Copy out all the lines in the records that include the word "Germany".
-------- Records shown --------
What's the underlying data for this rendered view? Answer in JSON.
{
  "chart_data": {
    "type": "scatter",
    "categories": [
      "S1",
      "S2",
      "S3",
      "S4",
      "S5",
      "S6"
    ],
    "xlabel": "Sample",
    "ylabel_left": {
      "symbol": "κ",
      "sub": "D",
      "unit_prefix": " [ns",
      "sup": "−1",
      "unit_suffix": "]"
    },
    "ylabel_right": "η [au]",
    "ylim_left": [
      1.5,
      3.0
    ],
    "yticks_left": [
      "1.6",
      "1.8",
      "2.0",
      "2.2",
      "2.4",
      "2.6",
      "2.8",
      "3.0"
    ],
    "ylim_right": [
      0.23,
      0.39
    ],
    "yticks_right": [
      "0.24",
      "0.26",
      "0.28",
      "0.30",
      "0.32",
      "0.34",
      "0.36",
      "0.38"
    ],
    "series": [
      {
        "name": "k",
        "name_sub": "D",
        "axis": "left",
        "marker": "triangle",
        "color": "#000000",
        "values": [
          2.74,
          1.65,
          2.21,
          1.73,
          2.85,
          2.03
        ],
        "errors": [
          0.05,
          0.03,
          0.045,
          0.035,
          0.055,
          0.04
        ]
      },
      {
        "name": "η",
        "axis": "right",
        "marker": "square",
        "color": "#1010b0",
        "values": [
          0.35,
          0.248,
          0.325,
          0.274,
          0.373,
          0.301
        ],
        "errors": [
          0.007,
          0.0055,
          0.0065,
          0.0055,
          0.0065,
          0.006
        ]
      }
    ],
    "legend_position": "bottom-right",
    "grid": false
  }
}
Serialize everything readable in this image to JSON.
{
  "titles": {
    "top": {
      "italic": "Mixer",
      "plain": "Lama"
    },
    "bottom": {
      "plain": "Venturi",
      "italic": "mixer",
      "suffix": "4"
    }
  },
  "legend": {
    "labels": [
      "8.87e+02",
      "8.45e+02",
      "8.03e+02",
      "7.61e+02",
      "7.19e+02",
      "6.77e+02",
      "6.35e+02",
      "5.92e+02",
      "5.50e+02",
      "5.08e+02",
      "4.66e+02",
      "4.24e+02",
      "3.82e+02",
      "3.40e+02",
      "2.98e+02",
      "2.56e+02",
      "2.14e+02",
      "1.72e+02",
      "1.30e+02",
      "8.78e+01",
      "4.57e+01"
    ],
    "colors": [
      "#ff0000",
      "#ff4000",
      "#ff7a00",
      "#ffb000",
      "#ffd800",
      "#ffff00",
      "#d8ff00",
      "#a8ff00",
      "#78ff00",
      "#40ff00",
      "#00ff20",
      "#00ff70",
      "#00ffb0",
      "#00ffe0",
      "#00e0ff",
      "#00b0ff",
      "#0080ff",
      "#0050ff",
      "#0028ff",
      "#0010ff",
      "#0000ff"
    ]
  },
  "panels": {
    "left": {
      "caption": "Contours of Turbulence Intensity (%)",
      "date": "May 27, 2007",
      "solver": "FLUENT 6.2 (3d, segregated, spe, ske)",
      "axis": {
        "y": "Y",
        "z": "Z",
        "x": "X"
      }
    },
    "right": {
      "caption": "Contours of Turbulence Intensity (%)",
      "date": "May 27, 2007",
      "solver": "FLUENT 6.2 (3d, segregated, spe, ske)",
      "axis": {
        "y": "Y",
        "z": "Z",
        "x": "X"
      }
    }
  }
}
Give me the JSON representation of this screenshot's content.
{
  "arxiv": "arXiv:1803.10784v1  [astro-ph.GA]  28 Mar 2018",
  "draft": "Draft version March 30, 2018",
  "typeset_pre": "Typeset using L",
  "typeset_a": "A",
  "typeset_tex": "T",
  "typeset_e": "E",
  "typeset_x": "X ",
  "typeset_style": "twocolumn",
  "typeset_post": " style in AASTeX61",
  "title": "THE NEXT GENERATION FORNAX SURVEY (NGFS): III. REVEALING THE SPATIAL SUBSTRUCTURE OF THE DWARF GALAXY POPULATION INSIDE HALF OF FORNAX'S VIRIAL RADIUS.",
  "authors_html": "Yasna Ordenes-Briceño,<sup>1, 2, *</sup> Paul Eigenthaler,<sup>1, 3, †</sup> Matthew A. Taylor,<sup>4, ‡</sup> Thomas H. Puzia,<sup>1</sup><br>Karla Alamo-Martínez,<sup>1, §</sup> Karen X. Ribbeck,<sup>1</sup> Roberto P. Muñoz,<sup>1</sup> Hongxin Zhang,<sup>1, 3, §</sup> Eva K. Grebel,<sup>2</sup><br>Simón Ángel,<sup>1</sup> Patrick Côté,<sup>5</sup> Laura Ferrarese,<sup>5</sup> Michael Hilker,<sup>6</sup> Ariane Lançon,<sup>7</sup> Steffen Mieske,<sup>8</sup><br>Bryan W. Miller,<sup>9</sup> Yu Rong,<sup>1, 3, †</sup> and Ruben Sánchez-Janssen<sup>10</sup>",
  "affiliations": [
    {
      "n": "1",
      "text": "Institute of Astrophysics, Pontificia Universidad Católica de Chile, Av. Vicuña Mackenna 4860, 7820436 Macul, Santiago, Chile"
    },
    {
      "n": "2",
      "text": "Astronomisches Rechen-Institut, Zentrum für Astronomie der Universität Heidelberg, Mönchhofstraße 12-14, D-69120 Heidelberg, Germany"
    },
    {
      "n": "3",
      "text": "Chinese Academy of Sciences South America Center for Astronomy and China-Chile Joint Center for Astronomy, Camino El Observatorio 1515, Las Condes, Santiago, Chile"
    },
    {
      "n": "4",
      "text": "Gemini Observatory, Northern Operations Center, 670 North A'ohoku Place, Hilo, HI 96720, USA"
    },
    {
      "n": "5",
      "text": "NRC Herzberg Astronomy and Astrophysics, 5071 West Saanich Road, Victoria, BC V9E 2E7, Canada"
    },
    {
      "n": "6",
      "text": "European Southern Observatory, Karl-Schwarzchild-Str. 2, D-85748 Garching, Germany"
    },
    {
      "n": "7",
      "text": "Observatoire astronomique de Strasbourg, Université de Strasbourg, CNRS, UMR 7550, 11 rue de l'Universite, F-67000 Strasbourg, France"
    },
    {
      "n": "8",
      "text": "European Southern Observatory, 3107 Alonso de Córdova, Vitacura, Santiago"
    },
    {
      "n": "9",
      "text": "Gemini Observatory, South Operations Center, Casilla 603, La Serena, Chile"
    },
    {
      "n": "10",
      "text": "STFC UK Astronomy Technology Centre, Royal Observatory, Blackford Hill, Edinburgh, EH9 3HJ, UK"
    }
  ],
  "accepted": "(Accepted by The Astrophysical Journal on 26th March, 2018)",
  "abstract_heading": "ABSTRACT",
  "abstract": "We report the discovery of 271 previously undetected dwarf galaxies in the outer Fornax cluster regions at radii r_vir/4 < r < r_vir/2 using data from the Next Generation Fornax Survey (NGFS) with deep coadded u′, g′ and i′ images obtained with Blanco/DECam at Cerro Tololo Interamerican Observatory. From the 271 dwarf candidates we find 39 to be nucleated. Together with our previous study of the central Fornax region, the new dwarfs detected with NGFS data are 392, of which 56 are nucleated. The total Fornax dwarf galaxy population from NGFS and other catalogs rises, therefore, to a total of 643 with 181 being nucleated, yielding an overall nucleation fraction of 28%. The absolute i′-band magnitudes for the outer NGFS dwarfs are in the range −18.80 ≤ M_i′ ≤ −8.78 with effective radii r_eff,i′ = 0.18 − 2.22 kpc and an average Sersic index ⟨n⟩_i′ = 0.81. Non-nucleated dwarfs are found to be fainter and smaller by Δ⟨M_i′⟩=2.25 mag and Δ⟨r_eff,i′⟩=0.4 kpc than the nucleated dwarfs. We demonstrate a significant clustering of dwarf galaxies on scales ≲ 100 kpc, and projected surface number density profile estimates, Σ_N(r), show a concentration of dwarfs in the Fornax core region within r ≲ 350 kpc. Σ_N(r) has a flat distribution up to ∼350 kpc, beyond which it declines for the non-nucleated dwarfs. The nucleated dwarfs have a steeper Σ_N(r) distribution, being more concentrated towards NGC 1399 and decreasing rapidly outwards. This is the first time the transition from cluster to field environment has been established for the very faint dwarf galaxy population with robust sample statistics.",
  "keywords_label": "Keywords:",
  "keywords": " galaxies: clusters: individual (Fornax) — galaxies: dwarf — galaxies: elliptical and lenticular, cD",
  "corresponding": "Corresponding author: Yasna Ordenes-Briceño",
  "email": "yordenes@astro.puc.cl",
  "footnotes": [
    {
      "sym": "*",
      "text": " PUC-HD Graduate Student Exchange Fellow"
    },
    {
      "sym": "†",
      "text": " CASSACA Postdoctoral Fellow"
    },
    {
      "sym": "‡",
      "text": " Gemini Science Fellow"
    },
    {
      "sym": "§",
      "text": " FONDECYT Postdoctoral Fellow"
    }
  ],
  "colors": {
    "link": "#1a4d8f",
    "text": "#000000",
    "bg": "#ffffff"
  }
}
--------
§ **Output below**:
      "text": "Astronomisches Rechen-Institut, Zentrum für Astronomie der Universität Heidelberg, Mönchhofstraße 12-14, D-69120 Heidelberg, Germany"
      "text": "European Southern Observatory, Karl-Schwarzchild-Str. 2, D-85748 Garching, Germany"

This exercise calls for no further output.